[START Source material]

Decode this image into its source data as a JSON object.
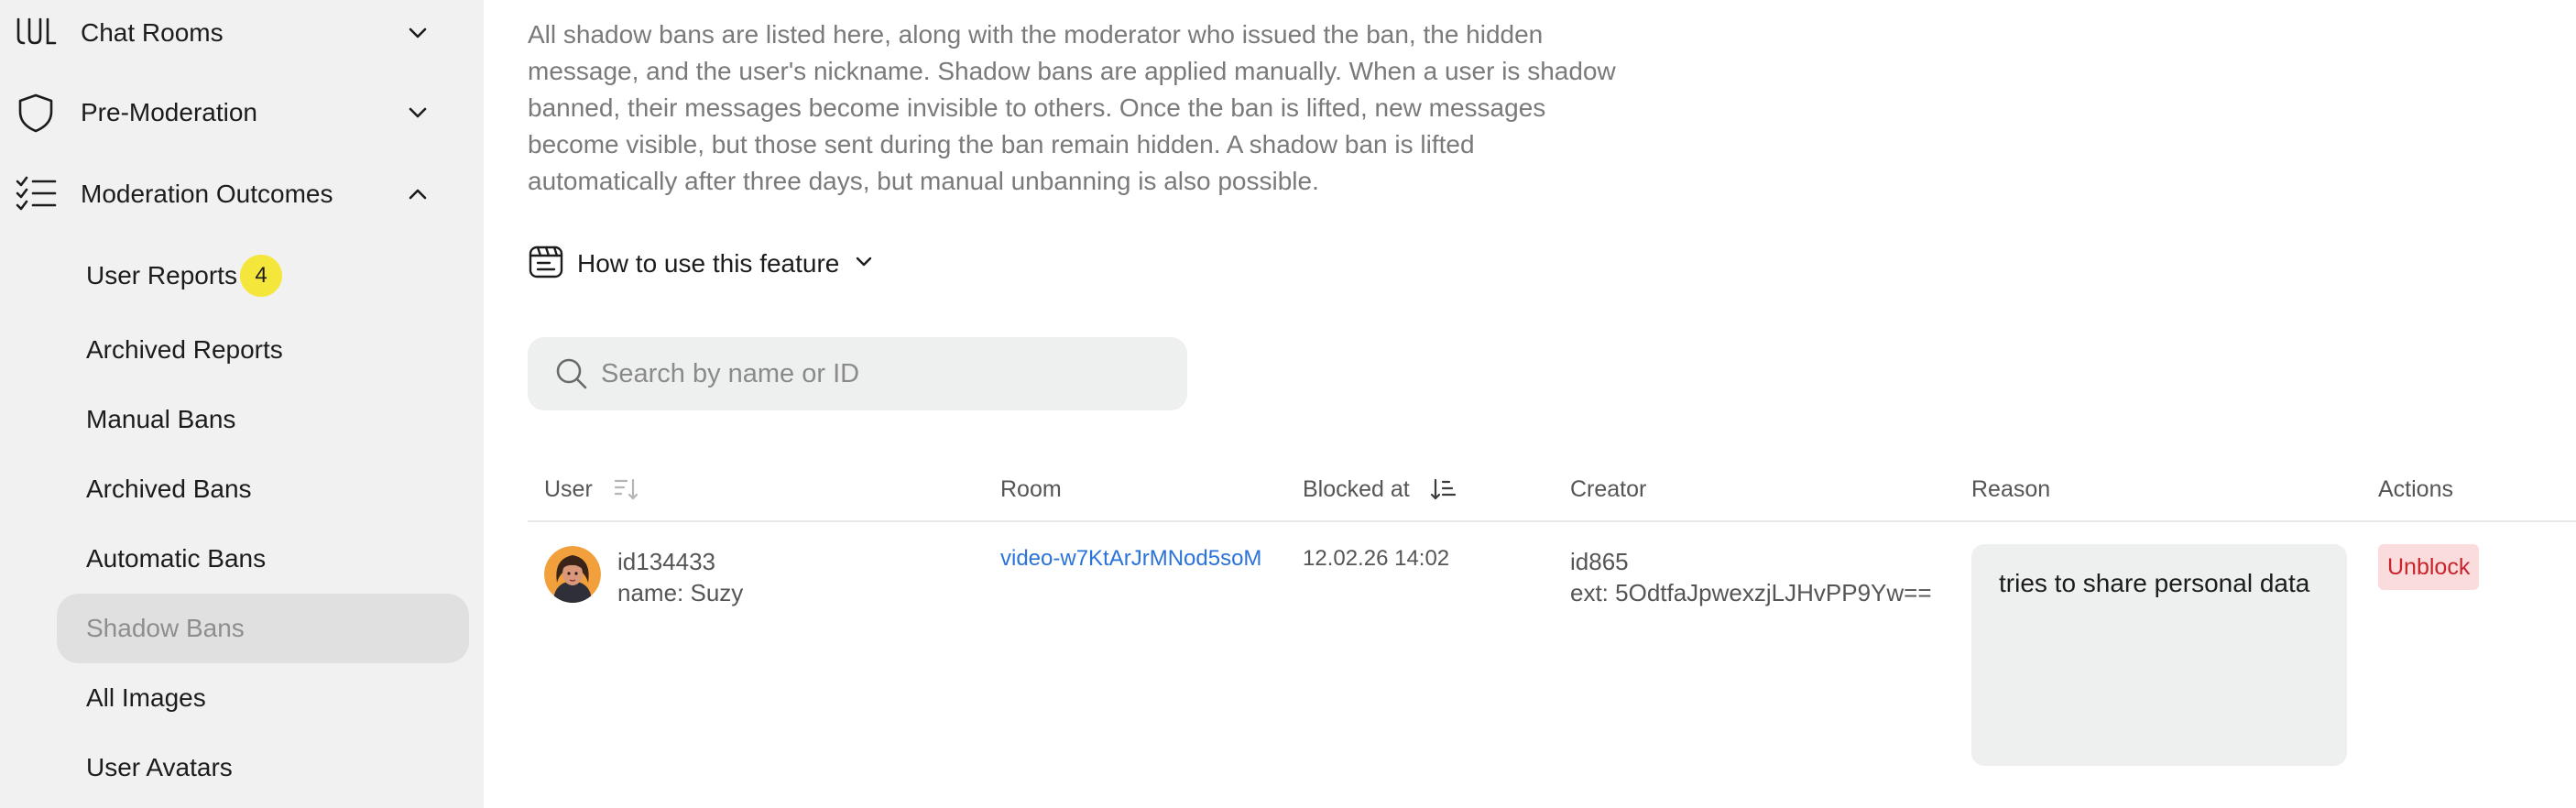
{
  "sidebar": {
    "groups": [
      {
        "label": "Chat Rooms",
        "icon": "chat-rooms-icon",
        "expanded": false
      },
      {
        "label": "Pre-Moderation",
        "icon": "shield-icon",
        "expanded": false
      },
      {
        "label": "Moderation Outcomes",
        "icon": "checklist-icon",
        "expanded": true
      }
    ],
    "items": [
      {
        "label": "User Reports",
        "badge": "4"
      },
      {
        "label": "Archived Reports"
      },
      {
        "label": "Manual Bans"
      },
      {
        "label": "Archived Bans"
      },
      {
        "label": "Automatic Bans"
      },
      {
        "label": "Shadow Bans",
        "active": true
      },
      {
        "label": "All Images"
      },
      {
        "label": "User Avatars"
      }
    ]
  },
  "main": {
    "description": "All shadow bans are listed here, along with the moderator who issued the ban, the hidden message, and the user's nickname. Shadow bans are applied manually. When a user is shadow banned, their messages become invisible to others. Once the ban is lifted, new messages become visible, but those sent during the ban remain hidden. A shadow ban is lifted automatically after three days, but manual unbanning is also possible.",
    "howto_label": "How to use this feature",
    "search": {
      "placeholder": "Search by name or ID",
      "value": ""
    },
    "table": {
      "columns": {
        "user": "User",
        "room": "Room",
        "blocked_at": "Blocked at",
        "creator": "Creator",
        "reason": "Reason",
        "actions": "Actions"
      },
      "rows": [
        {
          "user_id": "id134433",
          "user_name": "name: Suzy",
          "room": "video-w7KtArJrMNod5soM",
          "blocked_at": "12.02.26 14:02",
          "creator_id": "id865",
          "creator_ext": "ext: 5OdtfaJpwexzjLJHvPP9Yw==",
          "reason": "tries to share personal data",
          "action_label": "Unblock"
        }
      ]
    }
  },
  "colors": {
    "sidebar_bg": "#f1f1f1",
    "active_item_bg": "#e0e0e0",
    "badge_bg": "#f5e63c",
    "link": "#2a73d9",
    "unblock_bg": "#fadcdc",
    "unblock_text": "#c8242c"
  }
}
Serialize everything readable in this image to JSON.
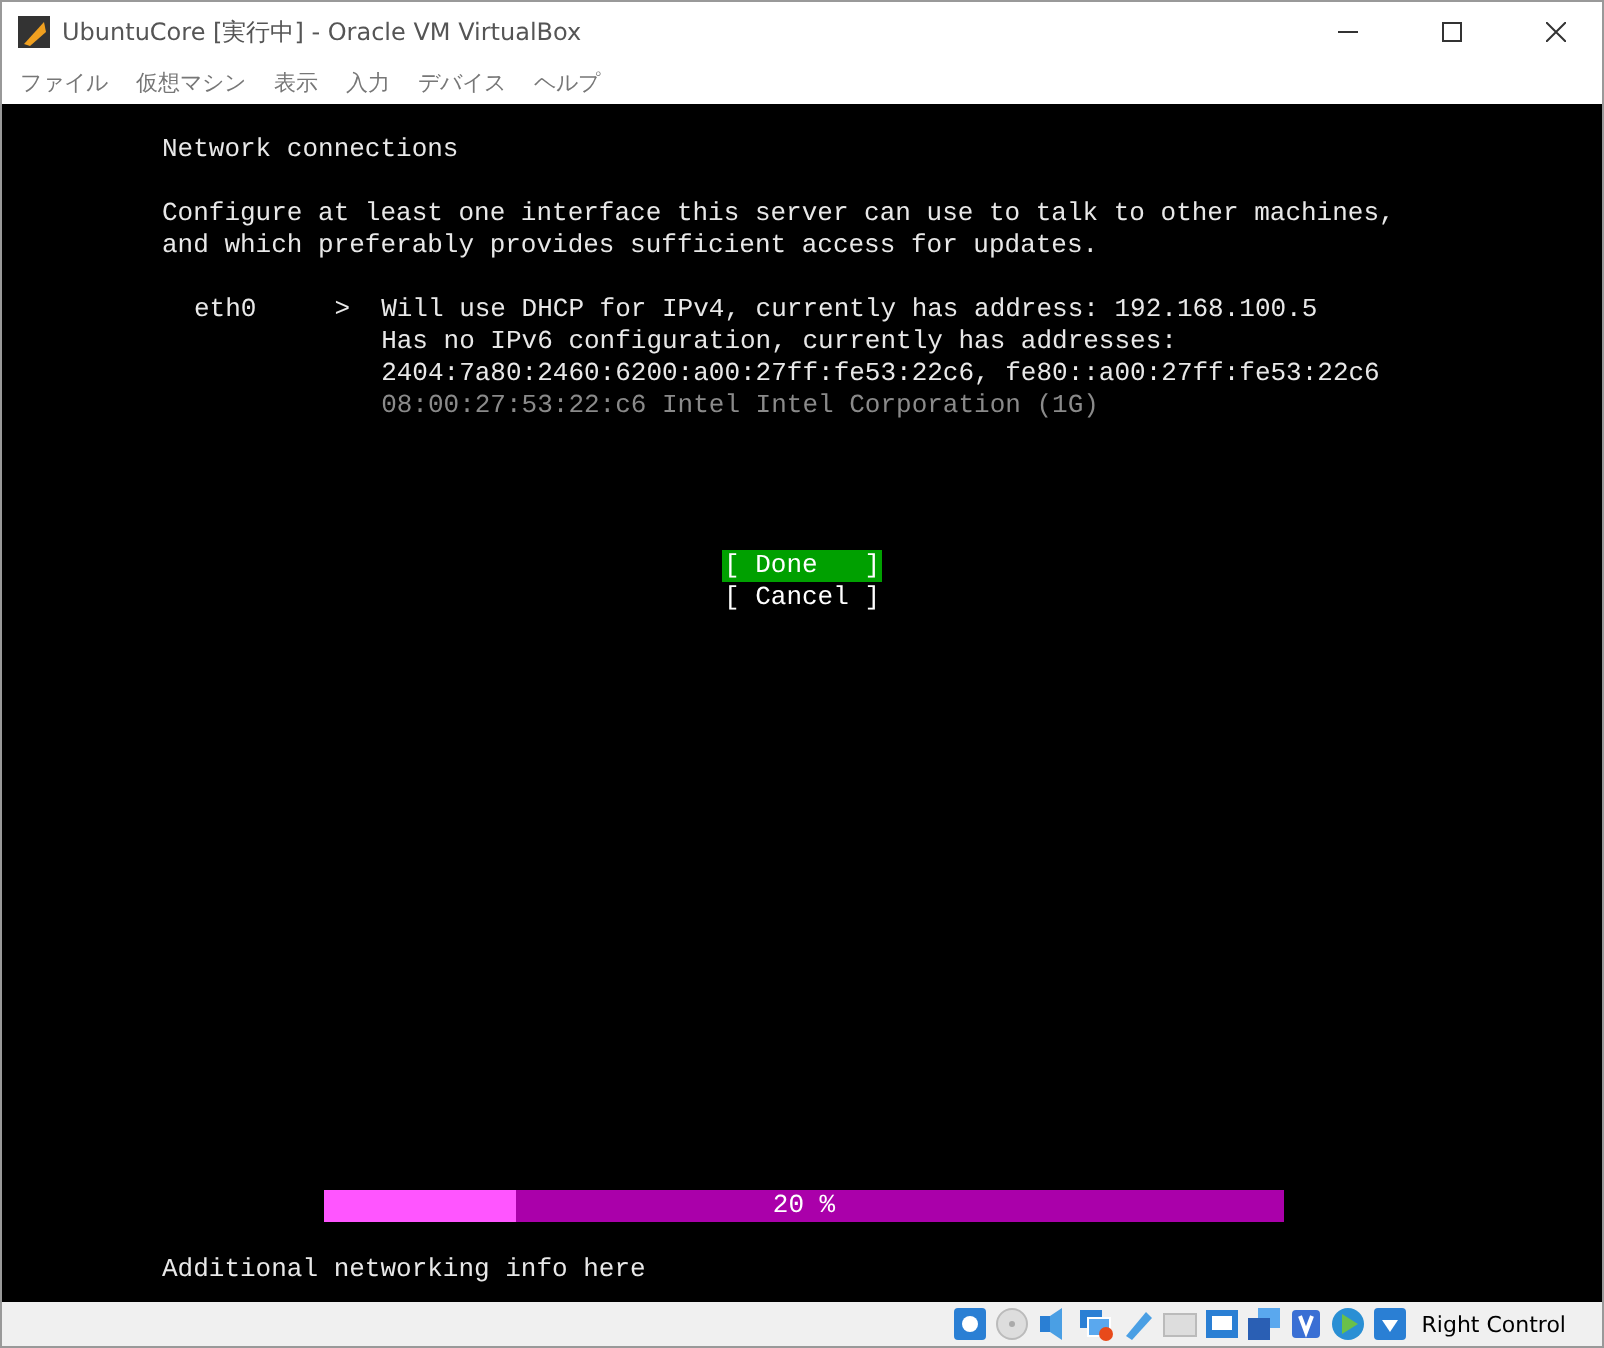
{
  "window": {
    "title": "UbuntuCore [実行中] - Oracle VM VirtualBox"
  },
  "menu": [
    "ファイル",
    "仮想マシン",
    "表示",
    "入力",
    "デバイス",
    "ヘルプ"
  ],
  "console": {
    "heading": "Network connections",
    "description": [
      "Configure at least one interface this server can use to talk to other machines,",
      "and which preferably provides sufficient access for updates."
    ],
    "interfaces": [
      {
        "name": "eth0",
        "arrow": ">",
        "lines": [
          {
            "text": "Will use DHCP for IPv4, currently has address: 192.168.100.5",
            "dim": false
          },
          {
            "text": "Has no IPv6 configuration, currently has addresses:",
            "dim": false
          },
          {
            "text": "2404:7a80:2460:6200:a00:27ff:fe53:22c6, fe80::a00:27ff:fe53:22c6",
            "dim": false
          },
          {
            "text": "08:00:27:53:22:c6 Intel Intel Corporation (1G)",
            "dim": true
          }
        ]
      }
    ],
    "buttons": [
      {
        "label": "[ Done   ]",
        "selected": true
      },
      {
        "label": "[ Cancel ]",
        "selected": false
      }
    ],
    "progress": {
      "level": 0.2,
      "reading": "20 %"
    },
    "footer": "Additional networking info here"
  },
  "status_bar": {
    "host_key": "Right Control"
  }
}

[END Source material]

[Exercise details]
Copy out all lines from the material above that contain the string "Archived".

[The reply]
        "label": "Archived Reports"
        "label": "Archived Bans"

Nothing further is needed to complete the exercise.